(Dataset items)

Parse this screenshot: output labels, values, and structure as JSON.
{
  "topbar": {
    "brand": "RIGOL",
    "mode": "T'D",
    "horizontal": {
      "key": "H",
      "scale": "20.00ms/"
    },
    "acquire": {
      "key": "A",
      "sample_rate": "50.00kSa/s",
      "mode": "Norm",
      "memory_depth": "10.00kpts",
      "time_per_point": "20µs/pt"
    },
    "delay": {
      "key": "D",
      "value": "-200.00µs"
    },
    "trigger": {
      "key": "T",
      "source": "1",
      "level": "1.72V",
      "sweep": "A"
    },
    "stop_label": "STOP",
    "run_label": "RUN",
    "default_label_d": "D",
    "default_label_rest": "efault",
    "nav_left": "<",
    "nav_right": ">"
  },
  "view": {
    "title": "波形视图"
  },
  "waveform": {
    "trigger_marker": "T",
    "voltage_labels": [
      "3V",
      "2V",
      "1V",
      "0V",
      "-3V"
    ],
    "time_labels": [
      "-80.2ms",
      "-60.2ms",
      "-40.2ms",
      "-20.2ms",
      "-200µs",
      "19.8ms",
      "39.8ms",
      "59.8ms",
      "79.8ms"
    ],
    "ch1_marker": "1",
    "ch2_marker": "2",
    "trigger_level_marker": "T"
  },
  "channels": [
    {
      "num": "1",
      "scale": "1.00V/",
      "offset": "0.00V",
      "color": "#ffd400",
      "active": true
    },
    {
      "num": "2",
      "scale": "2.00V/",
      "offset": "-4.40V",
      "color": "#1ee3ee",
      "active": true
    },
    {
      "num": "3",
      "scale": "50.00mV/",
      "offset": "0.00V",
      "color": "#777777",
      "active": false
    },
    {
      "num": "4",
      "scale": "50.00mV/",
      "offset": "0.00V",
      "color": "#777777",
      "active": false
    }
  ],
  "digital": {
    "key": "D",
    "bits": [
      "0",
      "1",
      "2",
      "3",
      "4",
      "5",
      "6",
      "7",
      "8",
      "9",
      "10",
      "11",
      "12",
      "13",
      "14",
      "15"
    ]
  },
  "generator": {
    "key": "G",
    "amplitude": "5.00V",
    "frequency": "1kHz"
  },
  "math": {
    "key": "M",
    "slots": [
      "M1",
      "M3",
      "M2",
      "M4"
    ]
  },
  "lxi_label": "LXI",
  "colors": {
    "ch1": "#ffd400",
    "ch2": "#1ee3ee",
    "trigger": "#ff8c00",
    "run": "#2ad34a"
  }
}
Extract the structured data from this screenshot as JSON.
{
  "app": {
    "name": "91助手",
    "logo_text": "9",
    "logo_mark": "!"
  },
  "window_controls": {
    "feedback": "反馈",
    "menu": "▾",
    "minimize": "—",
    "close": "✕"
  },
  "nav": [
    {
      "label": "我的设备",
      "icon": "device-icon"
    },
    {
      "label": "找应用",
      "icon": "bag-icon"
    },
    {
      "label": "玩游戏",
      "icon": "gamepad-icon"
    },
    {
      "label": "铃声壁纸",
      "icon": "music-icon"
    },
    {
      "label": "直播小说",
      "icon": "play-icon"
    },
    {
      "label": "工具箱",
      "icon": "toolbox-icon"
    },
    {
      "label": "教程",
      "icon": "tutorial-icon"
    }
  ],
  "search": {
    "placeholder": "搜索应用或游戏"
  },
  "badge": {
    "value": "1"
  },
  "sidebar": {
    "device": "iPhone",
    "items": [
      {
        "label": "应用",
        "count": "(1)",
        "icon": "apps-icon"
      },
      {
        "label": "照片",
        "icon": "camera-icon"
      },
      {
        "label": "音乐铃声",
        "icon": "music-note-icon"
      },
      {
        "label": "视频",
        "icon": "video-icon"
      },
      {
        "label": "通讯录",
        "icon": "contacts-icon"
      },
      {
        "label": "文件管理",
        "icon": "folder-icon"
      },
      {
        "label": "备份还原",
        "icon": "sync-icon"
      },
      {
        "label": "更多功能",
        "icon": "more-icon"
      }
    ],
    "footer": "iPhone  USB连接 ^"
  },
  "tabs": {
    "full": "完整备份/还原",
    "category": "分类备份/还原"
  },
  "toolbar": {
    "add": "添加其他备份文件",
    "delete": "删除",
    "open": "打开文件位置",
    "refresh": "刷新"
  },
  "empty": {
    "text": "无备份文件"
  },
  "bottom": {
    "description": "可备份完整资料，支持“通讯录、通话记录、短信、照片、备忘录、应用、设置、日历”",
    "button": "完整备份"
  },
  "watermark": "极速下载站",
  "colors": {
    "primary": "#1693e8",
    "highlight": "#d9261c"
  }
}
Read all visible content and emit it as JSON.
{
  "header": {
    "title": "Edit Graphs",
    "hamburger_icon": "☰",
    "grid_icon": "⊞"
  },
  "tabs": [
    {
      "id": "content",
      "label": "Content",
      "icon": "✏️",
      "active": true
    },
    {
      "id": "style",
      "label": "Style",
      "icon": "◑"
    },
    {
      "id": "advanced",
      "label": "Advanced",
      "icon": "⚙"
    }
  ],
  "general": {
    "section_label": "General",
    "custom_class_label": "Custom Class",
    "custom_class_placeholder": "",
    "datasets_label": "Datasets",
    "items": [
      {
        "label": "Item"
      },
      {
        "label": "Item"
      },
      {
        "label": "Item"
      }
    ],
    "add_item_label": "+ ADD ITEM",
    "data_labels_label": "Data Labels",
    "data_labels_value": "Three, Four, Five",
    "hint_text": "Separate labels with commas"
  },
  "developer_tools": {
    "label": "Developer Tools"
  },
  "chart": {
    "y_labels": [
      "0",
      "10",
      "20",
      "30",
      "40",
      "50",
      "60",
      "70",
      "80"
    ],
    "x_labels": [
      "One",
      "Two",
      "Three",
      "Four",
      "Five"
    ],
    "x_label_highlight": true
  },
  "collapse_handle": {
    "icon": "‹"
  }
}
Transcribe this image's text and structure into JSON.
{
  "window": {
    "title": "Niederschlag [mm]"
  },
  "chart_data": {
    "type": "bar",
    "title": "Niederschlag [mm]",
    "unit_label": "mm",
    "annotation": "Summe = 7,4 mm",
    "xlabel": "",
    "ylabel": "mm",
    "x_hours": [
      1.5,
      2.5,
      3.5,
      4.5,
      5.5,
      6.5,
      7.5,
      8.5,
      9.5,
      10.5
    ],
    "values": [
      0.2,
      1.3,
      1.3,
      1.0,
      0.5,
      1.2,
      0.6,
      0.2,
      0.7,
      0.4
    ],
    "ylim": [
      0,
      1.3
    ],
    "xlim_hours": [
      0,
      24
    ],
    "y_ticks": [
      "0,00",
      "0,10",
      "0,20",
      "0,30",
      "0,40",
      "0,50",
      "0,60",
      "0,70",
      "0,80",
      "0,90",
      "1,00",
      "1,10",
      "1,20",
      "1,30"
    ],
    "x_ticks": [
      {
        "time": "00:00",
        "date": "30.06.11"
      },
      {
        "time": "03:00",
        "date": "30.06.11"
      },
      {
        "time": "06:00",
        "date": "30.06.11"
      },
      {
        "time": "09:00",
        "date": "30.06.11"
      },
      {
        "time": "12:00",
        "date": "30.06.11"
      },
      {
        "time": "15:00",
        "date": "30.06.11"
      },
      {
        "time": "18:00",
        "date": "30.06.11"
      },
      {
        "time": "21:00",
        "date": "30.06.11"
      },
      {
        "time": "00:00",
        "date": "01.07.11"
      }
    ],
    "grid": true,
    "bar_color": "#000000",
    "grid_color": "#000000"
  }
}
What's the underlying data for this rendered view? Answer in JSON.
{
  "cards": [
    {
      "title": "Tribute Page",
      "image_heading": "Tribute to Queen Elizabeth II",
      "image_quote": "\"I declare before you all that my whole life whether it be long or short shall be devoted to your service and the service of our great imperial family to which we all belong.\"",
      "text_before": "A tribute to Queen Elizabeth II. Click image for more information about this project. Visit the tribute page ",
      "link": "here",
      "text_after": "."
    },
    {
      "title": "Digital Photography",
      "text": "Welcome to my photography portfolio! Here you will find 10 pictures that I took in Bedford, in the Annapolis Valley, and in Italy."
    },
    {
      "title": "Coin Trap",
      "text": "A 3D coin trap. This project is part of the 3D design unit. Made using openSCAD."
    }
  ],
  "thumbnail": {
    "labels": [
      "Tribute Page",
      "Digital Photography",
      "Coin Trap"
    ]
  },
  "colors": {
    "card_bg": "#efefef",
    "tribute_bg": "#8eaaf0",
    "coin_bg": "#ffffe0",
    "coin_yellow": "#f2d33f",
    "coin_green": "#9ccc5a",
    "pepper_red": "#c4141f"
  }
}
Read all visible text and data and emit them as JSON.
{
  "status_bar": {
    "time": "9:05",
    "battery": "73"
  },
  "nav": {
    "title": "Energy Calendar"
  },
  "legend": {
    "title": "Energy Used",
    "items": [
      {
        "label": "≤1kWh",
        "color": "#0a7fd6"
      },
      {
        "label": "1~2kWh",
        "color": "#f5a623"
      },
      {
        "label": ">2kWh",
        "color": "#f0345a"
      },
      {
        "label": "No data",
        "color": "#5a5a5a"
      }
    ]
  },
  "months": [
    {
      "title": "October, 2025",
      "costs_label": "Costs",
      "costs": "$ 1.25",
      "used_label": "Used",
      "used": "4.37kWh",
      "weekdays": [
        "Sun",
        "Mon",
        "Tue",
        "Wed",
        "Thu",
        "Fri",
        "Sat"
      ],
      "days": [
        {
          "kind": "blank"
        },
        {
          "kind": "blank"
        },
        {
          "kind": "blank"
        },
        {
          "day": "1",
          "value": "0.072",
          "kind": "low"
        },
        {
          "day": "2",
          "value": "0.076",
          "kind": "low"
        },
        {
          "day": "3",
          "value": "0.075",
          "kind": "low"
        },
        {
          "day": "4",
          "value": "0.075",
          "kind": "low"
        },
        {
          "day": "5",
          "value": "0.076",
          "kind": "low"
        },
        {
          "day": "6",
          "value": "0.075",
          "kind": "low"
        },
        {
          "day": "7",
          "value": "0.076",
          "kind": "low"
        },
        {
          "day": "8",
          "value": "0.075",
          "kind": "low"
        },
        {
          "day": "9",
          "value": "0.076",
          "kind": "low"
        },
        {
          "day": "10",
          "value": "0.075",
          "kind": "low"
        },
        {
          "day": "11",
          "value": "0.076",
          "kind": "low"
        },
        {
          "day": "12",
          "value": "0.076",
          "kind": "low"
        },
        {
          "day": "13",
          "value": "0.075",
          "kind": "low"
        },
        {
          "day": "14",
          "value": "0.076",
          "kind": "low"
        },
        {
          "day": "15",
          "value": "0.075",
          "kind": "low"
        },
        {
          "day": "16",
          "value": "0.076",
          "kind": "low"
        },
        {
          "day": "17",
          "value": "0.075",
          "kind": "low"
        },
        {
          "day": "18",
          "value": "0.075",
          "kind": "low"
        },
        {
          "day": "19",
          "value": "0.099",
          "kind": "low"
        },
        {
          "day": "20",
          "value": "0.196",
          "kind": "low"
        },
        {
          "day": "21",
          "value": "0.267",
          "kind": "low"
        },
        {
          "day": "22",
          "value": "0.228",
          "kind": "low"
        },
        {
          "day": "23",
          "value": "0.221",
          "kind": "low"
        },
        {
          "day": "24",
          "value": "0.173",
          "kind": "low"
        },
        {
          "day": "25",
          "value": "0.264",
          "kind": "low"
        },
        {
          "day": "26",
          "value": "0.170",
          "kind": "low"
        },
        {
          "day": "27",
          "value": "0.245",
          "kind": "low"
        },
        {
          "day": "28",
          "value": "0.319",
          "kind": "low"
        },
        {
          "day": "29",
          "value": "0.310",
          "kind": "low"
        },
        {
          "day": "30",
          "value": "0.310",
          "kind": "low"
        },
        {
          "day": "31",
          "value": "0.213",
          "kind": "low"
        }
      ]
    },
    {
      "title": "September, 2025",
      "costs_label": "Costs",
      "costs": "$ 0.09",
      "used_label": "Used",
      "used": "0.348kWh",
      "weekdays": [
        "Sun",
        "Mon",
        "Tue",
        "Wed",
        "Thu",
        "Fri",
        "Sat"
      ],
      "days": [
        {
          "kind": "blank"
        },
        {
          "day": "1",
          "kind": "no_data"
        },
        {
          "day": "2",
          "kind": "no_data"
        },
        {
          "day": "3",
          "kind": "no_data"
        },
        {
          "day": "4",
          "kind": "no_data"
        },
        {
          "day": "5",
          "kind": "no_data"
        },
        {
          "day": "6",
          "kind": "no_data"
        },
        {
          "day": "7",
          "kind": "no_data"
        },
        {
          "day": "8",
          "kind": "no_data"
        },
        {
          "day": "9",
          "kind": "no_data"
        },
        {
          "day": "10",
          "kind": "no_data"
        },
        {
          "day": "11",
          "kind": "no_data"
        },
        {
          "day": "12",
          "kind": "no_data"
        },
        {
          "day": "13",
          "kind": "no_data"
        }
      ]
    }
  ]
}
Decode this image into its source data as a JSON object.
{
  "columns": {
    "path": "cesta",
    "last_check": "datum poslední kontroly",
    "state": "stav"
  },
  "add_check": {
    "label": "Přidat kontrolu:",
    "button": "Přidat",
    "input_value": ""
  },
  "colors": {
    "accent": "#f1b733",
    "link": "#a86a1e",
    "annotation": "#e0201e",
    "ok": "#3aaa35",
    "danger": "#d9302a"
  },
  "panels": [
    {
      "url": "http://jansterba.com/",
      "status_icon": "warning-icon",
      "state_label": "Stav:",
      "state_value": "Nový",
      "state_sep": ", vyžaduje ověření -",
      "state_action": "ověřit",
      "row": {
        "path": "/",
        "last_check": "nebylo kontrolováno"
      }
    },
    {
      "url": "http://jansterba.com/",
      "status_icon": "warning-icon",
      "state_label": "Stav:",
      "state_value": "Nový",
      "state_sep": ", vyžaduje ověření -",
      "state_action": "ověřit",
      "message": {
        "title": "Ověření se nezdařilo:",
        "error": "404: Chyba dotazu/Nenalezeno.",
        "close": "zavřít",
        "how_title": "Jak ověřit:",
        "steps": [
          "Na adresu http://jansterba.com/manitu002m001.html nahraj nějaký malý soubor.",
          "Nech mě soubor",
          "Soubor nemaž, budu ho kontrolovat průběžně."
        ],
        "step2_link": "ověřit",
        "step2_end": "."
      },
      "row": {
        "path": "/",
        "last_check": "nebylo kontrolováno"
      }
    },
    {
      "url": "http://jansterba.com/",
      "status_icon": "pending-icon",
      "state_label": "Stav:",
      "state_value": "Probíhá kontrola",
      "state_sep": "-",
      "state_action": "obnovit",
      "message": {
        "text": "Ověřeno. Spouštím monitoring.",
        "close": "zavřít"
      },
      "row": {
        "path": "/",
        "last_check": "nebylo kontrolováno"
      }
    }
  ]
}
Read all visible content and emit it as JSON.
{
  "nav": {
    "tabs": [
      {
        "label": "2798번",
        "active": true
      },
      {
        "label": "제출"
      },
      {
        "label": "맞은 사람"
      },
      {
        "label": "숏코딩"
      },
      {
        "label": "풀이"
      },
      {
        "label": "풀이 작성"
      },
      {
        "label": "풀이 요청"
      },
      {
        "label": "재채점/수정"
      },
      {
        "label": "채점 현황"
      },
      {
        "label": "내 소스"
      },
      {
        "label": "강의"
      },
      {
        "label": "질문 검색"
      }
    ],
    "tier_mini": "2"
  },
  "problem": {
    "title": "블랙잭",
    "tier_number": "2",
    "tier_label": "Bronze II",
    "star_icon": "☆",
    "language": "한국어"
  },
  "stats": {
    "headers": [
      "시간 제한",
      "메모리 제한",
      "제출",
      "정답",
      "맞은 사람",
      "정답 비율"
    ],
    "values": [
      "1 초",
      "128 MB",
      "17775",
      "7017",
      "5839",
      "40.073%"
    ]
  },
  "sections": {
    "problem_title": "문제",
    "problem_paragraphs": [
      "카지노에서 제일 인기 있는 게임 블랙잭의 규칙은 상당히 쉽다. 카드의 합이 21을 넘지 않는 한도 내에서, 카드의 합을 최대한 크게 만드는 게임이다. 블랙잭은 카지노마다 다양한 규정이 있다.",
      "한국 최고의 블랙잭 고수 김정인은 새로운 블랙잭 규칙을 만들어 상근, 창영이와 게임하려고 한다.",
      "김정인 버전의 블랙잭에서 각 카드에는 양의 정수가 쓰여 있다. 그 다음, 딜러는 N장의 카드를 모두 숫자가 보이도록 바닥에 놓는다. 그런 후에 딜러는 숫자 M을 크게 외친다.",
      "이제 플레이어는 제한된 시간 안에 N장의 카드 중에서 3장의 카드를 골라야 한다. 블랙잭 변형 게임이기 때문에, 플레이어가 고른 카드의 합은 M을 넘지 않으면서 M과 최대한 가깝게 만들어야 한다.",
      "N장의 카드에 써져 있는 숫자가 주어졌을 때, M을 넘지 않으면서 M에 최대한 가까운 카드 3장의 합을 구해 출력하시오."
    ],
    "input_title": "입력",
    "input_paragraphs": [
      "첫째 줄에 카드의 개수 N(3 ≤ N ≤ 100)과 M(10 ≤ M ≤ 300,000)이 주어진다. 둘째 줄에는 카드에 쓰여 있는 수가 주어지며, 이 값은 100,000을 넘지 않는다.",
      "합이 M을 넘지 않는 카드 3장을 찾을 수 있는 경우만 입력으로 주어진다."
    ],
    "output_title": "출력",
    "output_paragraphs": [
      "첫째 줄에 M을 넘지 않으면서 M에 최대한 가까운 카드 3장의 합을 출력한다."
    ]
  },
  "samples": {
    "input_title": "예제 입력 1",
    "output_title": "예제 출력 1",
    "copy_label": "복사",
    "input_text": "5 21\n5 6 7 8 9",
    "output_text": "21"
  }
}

§ **REQUIRED WORK**: In the entries above, find each line with the word "screenshot" and copy it.

§ **EXERCISE RESPONSE**:
Parse this screenshot: output labels, values, and structure as JSON.
Extract the structured data from this screenshot as JSON.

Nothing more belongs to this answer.